▶ [To do]: Would you extract the whole listing below and retype it exactly?

▶ [Input material]:
___

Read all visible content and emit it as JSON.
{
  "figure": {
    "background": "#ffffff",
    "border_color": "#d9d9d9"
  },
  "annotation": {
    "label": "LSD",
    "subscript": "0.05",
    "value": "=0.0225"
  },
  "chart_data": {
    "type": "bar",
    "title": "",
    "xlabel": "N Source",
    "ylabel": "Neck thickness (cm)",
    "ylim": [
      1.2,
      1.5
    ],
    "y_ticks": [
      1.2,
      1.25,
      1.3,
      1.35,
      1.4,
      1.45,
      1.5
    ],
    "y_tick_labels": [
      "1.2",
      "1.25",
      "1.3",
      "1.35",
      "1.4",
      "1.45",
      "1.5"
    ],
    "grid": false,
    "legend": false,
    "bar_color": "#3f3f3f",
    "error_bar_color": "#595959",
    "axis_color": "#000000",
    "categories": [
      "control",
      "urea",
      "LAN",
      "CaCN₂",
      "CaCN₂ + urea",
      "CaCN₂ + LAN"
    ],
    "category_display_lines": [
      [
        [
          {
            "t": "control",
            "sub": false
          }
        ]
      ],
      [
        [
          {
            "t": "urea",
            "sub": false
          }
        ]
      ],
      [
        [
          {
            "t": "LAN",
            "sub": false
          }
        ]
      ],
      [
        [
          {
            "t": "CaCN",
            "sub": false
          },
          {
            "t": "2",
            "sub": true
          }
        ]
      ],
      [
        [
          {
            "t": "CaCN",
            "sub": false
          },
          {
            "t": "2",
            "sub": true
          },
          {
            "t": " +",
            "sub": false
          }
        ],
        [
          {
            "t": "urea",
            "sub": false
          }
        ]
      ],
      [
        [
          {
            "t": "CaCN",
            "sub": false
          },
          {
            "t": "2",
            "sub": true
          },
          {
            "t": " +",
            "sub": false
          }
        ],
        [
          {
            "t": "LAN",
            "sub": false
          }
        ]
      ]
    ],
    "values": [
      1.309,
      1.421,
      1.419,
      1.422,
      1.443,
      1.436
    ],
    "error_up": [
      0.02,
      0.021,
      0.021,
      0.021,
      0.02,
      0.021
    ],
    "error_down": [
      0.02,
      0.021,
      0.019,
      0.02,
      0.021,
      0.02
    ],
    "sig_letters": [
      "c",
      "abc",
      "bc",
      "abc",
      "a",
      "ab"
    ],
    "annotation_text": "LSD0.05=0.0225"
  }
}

___

▶ [Exercise solution]:
Read all visible content and emit it as JSON.
{
  "figure": {
    "background": "#ffffff",
    "border_color": "#d9d9d9"
  },
  "annotation": {
    "label": "LSD",
    "subscript": "0.05",
    "value": "=0.0225"
  },
  "chart_data": {
    "type": "bar",
    "title": "",
    "xlabel": "N Source",
    "ylabel": "Neck thickness (cm)",
    "ylim": [
      1.2,
      1.5
    ],
    "y_ticks": [
      1.2,
      1.25,
      1.3,
      1.35,
      1.4,
      1.45,
      1.5
    ],
    "y_tick_labels": [
      "1.2",
      "1.25",
      "1.3",
      "1.35",
      "1.4",
      "1.45",
      "1.5"
    ],
    "grid": false,
    "legend": false,
    "bar_color": "#3f3f3f",
    "error_bar_color": "#595959",
    "axis_color": "#000000",
    "categories": [
      "control",
      "urea",
      "LAN",
      "CaCN₂",
      "CaCN₂ + urea",
      "CaCN₂ + LAN"
    ],
    "category_display_lines": [
      [
        [
          {
            "t": "control",
            "sub": false
          }
        ]
      ],
      [
        [
          {
            "t": "urea",
            "sub": false
          }
        ]
      ],
      [
        [
          {
            "t": "LAN",
            "sub": false
          }
        ]
      ],
      [
        [
          {
            "t": "CaCN",
            "sub": false
          },
          {
            "t": "2",
            "sub": true
          }
        ]
      ],
      [
        [
          {
            "t": "CaCN",
            "sub": false
          },
          {
            "t": "2",
            "sub": true
          },
          {
            "t": " +",
            "sub": false
          }
        ],
        [
          {
            "t": "urea",
            "sub": false
          }
        ]
      ],
      [
        [
          {
            "t": "CaCN",
            "sub": false
          },
          {
            "t": "2",
            "sub": true
          },
          {
            "t": " +",
            "sub": false
          }
        ],
        [
          {
            "t": "LAN",
            "sub": false
          }
        ]
      ]
    ],
    "values": [
      1.309,
      1.421,
      1.419,
      1.422,
      1.443,
      1.436
    ],
    "error_up": [
      0.02,
      0.021,
      0.021,
      0.021,
      0.02,
      0.021
    ],
    "error_down": [
      0.02,
      0.021,
      0.019,
      0.02,
      0.021,
      0.02
    ],
    "sig_letters": [
      "c",
      "abc",
      "bc",
      "abc",
      "a",
      "ab"
    ],
    "annotation_text": "LSD0.05=0.0225"
  }
}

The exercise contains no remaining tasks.